:: Kaynak Metin ::
◆ ◆ ◆ ◆ ◆ ◆ ◆

Ambalajlı meyve suyu koruyucu katkı maddesi içeriyor mu?

0
1270
Prof. Dr. Aziz Ekşi

Meyve suları satış noktalarında uzun süre bozulmadan nasıl kalabiliyor? Peki, satın alınan meyve suyu kapağı açıldıktan sonra neden küfleniyor? Kamuoyunda sıkça dile getiren bu soruları, Lefke Avrupa Üniversitesi Öğretim Üyesi Prof. Dr. Aziz Ekşi yanıtladı.

Mahalle bakkalından ya da bir marketten meyve suyu alırken, doğal hammaddeli bir ürünün bu kadar uzun raf ömrüne sahip olmasına şaşırdığınız oldu mu hiç? Eve aldığınız, son kullanma tarihine aylar olan meyve suyu, açtıktan iki – üç gün sonra bozuldu mu? Peki, sosyal medyada daha ambalajı açılmadan küflenmiş meyve suyu görüntülerine denk geldiniz mi? Tümüyle doğal süreçte gerçekleşen bu olayların nasıl ve nedenini, Lefke Avrupa Üniversitesi Öğretim Üyesi Prof. Dr. Aziz Ekşi anlattı.

◆ ◆ ◆ ◆ ◆ ◆ ◆

:: Verilen Bilgiler ::
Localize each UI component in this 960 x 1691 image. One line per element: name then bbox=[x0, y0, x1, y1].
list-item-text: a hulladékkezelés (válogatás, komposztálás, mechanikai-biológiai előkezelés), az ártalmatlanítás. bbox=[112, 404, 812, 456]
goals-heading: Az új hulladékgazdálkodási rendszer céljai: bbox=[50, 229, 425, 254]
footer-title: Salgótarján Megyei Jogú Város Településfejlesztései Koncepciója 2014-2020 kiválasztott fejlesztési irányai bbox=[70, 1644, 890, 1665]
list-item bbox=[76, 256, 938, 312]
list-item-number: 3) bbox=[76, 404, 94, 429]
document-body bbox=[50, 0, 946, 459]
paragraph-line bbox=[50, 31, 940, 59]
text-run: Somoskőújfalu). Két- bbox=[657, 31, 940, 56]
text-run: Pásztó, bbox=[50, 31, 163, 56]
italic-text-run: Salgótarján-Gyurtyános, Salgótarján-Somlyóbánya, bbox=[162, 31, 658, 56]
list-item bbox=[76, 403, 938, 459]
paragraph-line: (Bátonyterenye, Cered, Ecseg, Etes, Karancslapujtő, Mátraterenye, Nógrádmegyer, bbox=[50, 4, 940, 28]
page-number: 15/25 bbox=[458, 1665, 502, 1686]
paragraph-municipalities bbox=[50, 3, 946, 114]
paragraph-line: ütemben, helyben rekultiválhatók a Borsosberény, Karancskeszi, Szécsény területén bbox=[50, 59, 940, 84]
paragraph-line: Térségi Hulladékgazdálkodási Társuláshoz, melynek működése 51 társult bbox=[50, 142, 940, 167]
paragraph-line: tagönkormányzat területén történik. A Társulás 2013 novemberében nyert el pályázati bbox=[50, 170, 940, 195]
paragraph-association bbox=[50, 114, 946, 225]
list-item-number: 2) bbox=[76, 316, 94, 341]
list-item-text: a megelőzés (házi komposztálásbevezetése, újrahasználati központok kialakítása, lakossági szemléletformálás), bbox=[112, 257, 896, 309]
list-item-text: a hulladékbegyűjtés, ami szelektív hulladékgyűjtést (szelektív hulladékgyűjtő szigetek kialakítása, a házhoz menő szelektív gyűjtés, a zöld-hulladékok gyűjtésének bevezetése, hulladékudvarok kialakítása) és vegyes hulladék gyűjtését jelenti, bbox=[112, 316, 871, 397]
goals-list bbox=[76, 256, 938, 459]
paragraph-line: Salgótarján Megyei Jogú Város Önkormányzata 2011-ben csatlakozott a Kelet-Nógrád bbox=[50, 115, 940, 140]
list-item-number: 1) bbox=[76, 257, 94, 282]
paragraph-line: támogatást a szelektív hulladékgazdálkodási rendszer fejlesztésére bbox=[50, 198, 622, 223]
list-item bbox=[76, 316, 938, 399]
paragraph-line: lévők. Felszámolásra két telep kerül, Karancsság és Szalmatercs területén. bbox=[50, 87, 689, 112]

◆ ◆ ◆ ◆ ◆ ◆ ◆

:: Görevler ::
A) Meyve suyu yazısındaki "Meyve suları satış" ifadesinden başlayıp "Aziz Ekşi yanıtladı." ifadesi de dahil olmak üzere o kısmı hiç değiştirmeden kopyalayın.
B) Aşağıdaki ifadelerin meyve suyu yazısıyla uyuşup uyuşmadığını belirtin. Her biri için evet ya da hayır deyin ve kararı veren sözleri yazıdan aynen alıntılayın.
(i) Prof. Dr. Aziz Ekşi, Lefke Avrupa Üniversitesi'nde öğretim üyesidir.
(ii) Yazıya göre anlatılan olaylar yapay bir süreçte gerçekleşir.
(iii) Yazıda, satın alınan meyve suyunun kapağı açıldıktan sonra neden küflendiği sorulur.
C) Lütfen meyve suyu yazısını son cümlesinden sonra sürdürün.
Satırların bu işte hiçbir rolü yoktur.

:: Alıştırma Cevapları ::
A)
Meyve suları satış noktalarında uzun süre bozulmadan nasıl kalabiliyor? Peki, satın alınan meyve suyu kapağı açıldıktan sonra neden küfleniyor? Kamuoyunda sıkça dile getiren bu soruları, Lefke Avrupa Üniversitesi Öğretim Üyesi Prof. Dr. Aziz Ekşi yanıtladı.

B)
(i) Evet: "Lefke Avrupa Üniversitesi Öğretim Üyesi Prof. Dr. Aziz Ekşi"
(ii) Hayır: "Tümüyle doğal süreçte gerçekleşen bu olayların"
(iii) Evet: "Peki, satın alınan meyve suyu kapağı açıldıktan sonra neden küfleniyor?"

C)
Meyve suyu koruyucu katkı maddesi içermez

Türkiye’de meyve suyu ve nektarlara koruyu madde katılmasına izin verilmediğini belirten Prof. Dr. Aziz Ekşi, “Türk Gıda Kodeksi’nin bu maddesi, 1980’lerden beri geçerlidir. Bu nedenle, koruyucu madde kullanımı, her şeyden önce yasal olarak mümkün değildir. Meyve sularının muhafazası için koruyucu kimyasal madde kullanılması tamamen yasaktır. Zaten meyve suyu endüstrisinin kullanmakta olduğu koruma teknolojisi de, koruyucu katkı maddelerini gerektirmez. Meyve suyunun uzun raf ömrü, gıda muhafazası için 200 yıldır uygulanan fiziksel bir yöntem olan pastörizasyonla sağlanır” dedi.

Meyve suyu rafta bozulmadan nasıl duruyor?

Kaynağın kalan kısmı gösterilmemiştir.